# SUPPLIED MATERIAL start

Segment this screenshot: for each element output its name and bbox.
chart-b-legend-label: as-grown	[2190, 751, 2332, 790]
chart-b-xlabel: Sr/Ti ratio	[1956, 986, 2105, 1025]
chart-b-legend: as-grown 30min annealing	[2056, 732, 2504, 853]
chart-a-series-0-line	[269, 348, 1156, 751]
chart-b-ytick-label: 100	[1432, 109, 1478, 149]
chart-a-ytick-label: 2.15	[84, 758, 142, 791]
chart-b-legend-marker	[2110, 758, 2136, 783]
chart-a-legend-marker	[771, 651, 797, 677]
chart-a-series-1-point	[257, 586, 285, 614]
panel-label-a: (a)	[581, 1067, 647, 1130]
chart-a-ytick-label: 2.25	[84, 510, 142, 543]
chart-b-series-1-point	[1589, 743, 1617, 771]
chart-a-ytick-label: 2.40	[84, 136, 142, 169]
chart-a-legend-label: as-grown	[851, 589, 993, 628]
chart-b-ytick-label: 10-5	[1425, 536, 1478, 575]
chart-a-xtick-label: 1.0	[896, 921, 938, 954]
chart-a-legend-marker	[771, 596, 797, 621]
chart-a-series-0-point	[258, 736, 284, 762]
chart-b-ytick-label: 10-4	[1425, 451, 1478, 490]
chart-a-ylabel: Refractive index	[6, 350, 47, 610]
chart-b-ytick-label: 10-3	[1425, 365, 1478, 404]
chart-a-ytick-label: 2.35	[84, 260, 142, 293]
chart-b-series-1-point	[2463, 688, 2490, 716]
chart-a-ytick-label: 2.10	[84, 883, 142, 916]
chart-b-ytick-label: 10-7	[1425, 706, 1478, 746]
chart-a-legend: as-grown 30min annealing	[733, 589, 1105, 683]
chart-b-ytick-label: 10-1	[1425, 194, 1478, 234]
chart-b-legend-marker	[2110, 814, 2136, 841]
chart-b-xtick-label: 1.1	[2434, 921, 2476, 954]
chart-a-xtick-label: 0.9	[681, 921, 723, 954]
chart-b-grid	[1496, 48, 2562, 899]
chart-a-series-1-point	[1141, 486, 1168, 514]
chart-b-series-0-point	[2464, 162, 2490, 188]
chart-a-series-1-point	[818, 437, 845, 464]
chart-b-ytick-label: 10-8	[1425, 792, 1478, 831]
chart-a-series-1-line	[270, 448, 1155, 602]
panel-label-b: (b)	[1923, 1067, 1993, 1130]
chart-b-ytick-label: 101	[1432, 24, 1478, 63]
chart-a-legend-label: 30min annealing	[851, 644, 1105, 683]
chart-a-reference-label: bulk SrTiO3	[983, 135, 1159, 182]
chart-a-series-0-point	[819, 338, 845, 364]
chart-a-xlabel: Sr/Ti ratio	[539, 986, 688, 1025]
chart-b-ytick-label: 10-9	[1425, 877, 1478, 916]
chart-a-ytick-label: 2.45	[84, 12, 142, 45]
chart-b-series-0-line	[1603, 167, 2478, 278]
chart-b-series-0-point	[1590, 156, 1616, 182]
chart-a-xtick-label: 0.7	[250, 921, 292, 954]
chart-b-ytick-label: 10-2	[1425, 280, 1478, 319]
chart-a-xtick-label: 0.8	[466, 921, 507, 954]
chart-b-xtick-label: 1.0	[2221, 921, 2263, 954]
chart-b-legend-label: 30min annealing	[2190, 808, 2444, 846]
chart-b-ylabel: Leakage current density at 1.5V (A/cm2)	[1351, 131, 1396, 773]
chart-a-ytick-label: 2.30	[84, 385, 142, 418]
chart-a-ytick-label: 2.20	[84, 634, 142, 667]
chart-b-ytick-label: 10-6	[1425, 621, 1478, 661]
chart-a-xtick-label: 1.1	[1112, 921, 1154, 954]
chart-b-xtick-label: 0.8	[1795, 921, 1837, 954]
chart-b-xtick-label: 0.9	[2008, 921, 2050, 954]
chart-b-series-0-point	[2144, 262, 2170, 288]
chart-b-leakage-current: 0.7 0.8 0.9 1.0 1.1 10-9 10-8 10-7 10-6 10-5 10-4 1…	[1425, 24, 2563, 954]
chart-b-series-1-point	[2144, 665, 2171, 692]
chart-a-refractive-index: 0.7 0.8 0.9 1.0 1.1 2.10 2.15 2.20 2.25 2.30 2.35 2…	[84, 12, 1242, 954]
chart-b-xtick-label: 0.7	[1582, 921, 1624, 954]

# SUPPLIED MATERIAL end

GIVEN TASK - Give the lines above as a JSON list of strings, one string per line, with blank lines left out.

EXERCISE RESPONSE -
[
  "Segment this screenshot: for each element output its name and bbox.",
  "chart-b-legend-label: as-grown\t[2190, 751, 2332, 790]",
  "chart-b-xlabel: Sr/Ti ratio\t[1956, 986, 2105, 1025]",
  "chart-b-legend: as-grown 30min annealing\t[2056, 732, 2504, 853]",
  "chart-a-series-0-line\t[269, 348, 1156, 751]",
  "chart-b-ytick-label: 100\t[1432, 109, 1478, 149]",
  "chart-a-ytick-label: 2.15\t[84, 758, 142, 791]",
  "chart-b-legend-marker\t[2110, 758, 2136, 783]",
  "chart-a-legend-marker\t[771, 651, 797, 677]",
  "chart-a-series-1-point\t[257, 586, 285, 614]",
  "panel-label-a: (a)\t[581, 1067, 647, 1130]",
  "chart-a-ytick-label: 2.25\t[84, 510, 142, 543]",
  "chart-b-series-1-point\t[1589, 743, 1617, 771]",
  "chart-a-ytick-label: 2.40\t[84, 136, 142, 169]",
  "chart-a-legend-label: as-grown\t[851, 589, 993, 628]",
  "chart-b-ytick-label: 10-5\t[1425, 536, 1478, 575]",
  "chart-a-xtick-label: 1.0\t[896, 921, 938, 954]",
  "chart-a-legend-marker\t[771, 596, 797, 621]",
  "chart-a-series-0-point\t[258, 736, 284, 762]",
  "chart-b-ytick-label: 10-4\t[1425, 451, 1478, 490]",
  "chart-a-ylabel: Refractive index\t[6, 350, 47, 610]",
  "chart-b-ytick-label: 10-3\t[1425, 365, 1478, 404]",
  "chart-a-ytick-label: 2.35\t[84, 260, 142, 293]",
  "chart-b-series-1-point\t[2463, 688, 2490, 716]",
  "chart-a-ytick-label: 2.10\t[84, 883, 142, 916]",
  "chart-b-ytick-label: 10-7\t[1425, 706, 1478, 746]",
  "chart-a-legend: as-grown 30min annealing\t[733, 589, 1105, 683]",
  "chart-b-ytick-label: 10-1\t[1425, 194, 1478, 234]",
  "chart-b-legend-marker\t[2110, 814, 2136, 841]",
  "chart-b-xtick-label: 1.1\t[2434, 921, 2476, 954]",
  "chart-a-xtick-label: 0.9\t[681, 921, 723, 954]",
  "chart-b-grid\t[1496, 48, 2562, 899]",
  "chart-a-series-1-point\t[1141, 486, 1168, 514]",
  "chart-b-series-0-point\t[2464, 162, 2490, 188]",
  "chart-a-series-1-point\t[818, 437, 845, 464]",
  "chart-b-ytick-label: 10-8\t[1425, 792, 1478, 831]",
  "chart-a-series-1-line\t[270, 448, 1155, 602]",
  "panel-label-b: (b)\t[1923, 1067, 1993, 1130]",
  "chart-b-ytick-label: 101\t[1432, 24, 1478, 63]",
  "chart-a-legend-label: 30min annealing\t[851, 644, 1105, 683]",
  "chart-a-reference-label: bulk SrTiO3\t[983, 135, 1159, 182]",
  "chart-a-series-0-point\t[819, 338, 845, 364]",
  "chart-a-xlabel: Sr/Ti ratio\t[539, 986, 688, 1025]",
  "chart-b-ytick-label: 10-9\t[1425, 877, 1478, 916]",
  "chart-a-ytick-label: 2.45\t[84, 12, 142, 45]",
  "chart-b-series-0-line\t[1603, 167, 2478, 278]",
  "chart-b-series-0-point\t[1590, 156, 1616, 182]",
  "chart-a-xtick-label: 0.7\t[250, 921, 292, 954]",
  "chart-b-ytick-label: 10-2\t[1425, 280, 1478, 319]",
  "chart-a-xtick-label: 0.8\t[466, 921, 507, 954]",
  "chart-b-xtick-label: 1.0\t[2221, 921, 2263, 954]",
  "chart-b-legend-label: 30min annealing\t[2190, 808, 2444, 846]",
  "chart-b-ylabel: Leakage current density at 1.5V (A/cm2)\t[1351, 131, 1396, 773]",
  "chart-a-ytick-label: 2.30\t[84, 385, 142, 418]",
  "chart-a-ytick-label: 2.20\t[84, 634, 142, 667]",
  "chart-b-ytick-label: 10-6\t[1425, 621, 1478, 661]",
  "chart-a-xtick-label: 1.1\t[1112, 921, 1154, 954]",
  "chart-b-xtick-label: 0.8\t[1795, 921, 1837, 954]",
  "chart-b-xtick-label: 0.9\t[2008, 921, 2050, 954]",
  "chart-b-series-0-point\t[2144, 262, 2170, 288]",
  "chart-b-leakage-current: 0.7 0.8 0.9 1.0 1.1 10-9 10-8 10-7 10-6 10-5 10-4 1…\t[1425, 24, 2563, 954]",
  "chart-b-series-1-point\t[2144, 665, 2171, 692]",
  "chart-a-refractive-index: 0.7 0.8 0.9 1.0 1.1 2.10 2.15 2.20 2.25 2.30 2.35 2…\t[84, 12, 1242, 954]",
  "chart-b-xtick-label: 0.7\t[1582, 921, 1624, 954]"
]